▶ **PROBLEM STATEMENT**:
List, from the lines below, each one with "Bergen" in it.

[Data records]
[START]

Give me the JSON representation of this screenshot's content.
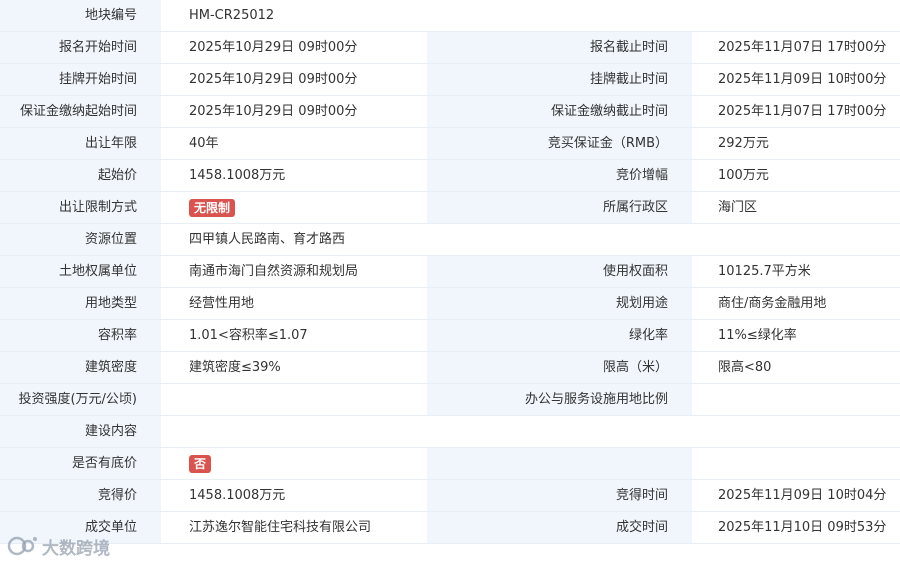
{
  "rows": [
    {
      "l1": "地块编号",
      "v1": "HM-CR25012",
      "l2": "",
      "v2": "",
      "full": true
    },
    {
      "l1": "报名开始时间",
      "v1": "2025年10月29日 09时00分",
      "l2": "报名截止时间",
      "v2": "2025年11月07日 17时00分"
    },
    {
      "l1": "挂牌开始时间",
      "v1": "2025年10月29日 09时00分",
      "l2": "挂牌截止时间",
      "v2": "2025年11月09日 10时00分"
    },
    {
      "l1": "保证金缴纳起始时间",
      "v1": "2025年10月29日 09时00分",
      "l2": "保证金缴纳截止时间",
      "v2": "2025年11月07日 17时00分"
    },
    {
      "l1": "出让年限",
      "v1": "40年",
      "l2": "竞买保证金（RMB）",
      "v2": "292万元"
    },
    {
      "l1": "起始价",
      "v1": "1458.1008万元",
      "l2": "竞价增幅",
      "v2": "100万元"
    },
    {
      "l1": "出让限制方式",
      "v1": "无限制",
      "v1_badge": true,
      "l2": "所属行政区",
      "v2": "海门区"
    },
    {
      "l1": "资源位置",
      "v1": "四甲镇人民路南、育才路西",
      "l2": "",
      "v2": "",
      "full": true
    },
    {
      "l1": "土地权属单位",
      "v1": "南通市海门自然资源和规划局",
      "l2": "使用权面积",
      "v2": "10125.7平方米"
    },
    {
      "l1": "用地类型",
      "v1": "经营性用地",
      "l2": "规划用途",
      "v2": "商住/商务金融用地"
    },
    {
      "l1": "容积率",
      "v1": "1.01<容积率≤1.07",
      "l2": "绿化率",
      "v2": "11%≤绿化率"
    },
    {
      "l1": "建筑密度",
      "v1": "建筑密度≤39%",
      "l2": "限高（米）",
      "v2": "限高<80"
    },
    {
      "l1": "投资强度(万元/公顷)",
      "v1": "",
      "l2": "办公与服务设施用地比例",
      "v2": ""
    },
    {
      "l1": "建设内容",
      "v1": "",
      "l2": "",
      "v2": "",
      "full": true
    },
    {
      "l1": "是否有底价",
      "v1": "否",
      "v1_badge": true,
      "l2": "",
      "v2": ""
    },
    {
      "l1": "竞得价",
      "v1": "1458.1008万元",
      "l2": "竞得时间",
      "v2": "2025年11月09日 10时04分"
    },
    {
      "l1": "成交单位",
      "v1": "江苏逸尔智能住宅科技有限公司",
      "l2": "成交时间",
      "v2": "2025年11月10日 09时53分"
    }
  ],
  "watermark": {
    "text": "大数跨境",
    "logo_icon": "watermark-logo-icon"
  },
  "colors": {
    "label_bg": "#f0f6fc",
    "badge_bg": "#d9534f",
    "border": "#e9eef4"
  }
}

[END]
[START]

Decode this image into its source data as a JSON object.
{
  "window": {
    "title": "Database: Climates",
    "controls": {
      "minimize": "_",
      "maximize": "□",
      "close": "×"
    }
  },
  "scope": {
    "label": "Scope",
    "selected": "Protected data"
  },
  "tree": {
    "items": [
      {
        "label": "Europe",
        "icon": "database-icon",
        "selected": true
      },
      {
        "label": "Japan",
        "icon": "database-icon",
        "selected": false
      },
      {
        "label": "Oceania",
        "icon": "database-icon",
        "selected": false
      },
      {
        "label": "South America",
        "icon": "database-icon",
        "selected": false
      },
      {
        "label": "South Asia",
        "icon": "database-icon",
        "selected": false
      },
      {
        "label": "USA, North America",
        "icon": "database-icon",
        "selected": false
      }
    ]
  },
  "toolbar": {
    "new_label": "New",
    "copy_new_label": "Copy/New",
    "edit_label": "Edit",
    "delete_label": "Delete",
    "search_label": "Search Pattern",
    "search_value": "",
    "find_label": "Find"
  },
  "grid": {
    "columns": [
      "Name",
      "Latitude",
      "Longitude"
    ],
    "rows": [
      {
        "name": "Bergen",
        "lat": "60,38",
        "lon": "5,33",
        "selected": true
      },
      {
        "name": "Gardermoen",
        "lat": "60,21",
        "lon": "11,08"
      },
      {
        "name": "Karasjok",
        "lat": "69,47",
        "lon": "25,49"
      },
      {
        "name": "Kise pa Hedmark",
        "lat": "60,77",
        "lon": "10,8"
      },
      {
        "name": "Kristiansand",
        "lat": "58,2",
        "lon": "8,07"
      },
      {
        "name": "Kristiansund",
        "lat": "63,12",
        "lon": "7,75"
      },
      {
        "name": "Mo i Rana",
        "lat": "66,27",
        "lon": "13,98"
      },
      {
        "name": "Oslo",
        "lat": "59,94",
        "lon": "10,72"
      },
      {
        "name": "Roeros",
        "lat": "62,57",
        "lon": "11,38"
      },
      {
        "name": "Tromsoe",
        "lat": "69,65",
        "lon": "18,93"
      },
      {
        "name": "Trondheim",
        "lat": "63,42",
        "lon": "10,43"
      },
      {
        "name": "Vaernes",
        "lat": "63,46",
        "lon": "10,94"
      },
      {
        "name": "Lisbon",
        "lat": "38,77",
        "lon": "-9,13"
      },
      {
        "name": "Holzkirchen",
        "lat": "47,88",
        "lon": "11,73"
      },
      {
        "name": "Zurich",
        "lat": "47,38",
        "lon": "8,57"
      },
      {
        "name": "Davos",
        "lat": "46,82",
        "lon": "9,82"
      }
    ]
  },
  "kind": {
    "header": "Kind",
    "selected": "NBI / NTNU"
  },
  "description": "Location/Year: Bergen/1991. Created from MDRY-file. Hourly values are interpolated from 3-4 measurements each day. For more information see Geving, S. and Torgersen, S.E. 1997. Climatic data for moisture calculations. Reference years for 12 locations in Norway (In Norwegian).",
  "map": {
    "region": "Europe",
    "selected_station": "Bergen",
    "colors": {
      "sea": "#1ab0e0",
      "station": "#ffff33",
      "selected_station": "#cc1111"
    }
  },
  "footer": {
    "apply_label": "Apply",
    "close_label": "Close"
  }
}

[END]

▶ **WRITTEN REPLY**:
        "name": "Bergen",
  "description": "Location/Year: Bergen/1991. Created from MDRY-file. Hourly values are interpolated from 3-4 measurements each day. For more information see Geving, S. and Torgersen, S.E. 1997. Climatic data for moisture calculations. Reference years for 12 locations in Norway (In Norwegian).",
    "selected_station": "Bergen",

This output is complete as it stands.